Task goal
In the material below, find all lines with the string "Layue" and copy them.

(Dataset items)
(begin)

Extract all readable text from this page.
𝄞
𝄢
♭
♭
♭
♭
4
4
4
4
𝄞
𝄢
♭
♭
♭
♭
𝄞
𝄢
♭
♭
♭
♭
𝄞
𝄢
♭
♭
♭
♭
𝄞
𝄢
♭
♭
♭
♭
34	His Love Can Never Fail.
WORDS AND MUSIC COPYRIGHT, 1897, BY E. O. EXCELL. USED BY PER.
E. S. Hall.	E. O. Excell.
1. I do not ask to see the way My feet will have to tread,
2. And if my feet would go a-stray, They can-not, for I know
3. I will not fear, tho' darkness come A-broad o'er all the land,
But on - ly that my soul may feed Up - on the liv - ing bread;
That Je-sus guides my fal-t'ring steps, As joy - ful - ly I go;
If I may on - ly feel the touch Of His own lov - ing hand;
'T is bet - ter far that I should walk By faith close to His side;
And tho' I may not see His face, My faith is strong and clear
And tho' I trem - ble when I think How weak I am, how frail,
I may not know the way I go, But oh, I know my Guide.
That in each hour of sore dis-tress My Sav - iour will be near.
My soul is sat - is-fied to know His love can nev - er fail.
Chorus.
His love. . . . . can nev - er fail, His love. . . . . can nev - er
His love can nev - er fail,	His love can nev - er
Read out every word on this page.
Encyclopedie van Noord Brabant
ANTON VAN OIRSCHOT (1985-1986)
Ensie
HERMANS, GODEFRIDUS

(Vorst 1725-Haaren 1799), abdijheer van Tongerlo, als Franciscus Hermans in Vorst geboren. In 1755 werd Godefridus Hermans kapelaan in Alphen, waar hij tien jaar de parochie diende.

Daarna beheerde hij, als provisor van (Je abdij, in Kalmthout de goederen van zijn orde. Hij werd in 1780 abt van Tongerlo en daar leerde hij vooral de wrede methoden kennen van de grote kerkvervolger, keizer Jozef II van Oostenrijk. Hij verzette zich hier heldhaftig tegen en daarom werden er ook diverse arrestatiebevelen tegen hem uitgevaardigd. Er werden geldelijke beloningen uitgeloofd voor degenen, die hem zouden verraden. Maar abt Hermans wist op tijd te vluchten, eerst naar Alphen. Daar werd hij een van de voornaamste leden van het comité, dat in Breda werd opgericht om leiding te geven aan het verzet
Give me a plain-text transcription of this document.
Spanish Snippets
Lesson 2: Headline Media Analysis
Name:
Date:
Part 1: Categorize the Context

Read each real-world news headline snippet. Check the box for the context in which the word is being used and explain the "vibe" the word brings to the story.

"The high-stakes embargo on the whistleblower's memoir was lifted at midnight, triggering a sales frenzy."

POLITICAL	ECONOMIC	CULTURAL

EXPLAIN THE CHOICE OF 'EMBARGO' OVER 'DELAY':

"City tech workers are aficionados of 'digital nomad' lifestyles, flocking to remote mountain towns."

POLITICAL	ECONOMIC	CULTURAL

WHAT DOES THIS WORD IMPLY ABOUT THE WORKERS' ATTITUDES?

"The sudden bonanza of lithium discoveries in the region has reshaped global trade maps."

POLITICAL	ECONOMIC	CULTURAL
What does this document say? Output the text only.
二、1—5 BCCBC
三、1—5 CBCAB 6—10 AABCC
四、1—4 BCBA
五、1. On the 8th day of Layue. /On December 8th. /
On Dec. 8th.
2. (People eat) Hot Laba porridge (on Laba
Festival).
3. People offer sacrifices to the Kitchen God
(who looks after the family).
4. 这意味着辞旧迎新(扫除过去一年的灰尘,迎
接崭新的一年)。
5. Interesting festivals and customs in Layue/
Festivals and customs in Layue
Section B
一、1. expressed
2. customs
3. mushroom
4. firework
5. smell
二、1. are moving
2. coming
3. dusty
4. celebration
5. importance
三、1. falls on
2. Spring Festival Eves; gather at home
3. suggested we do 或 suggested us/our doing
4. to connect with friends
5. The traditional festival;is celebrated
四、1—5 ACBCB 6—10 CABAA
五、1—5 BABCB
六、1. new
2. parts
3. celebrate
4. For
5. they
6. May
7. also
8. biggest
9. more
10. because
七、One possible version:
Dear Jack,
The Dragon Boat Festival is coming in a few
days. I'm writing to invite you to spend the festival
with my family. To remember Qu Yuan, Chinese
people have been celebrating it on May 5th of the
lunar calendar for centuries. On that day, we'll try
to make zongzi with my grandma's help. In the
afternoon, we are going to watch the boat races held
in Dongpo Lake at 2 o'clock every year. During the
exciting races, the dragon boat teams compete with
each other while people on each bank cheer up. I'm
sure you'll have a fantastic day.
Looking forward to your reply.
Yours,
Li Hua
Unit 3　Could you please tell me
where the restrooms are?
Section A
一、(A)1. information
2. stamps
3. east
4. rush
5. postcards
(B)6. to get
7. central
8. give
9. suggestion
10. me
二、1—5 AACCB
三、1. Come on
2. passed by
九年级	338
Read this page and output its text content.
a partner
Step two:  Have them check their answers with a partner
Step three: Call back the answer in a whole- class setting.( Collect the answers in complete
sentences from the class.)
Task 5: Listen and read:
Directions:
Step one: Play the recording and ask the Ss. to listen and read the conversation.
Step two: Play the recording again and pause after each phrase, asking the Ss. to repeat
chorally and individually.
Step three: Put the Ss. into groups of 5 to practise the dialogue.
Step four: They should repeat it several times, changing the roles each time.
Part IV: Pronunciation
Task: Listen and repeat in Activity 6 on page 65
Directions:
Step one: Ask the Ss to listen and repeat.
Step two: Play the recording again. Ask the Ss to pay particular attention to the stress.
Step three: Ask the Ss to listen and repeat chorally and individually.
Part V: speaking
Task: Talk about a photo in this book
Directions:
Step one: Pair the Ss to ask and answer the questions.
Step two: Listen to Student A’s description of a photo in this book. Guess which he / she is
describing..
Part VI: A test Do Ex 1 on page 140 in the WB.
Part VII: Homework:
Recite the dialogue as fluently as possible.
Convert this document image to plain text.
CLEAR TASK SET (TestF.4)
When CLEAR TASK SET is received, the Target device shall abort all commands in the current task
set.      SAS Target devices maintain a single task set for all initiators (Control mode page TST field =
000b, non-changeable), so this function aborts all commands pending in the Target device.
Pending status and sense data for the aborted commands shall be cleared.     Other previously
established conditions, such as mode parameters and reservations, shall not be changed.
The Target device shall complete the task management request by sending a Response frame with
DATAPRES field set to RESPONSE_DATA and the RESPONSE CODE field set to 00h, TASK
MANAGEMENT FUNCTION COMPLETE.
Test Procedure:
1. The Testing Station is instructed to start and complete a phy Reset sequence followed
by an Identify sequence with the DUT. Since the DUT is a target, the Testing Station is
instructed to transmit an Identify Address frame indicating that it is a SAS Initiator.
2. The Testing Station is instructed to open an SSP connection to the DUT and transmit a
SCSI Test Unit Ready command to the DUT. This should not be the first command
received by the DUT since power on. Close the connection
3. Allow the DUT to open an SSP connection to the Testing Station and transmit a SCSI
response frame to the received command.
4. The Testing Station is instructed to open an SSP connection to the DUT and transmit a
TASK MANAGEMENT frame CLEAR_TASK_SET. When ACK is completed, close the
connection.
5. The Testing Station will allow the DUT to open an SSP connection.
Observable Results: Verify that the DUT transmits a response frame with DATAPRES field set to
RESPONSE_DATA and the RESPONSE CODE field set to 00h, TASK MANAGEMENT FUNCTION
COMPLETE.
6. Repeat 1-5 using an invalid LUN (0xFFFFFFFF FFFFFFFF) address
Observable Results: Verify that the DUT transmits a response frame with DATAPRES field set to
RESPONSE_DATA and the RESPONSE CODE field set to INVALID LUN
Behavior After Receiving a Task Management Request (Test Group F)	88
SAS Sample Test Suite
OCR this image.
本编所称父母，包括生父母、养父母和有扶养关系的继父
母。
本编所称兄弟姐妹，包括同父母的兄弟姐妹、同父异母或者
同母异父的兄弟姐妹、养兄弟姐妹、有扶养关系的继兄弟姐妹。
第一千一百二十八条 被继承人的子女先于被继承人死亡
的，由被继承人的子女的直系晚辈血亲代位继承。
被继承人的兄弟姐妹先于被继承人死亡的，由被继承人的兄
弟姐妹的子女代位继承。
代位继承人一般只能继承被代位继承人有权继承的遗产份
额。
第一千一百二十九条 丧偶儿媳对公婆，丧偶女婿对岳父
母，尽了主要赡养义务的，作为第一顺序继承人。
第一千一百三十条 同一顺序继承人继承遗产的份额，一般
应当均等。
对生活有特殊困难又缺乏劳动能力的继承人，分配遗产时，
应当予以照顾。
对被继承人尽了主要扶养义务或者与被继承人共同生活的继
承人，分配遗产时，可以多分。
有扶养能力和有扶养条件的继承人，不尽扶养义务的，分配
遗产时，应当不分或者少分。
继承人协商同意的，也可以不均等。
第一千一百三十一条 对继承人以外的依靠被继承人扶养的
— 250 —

(end)

Task output
五、1. On the 8th day of Layue. /On December 8th. /
5. Interesting festivals and customs in Layue/
Festivals and customs in Layue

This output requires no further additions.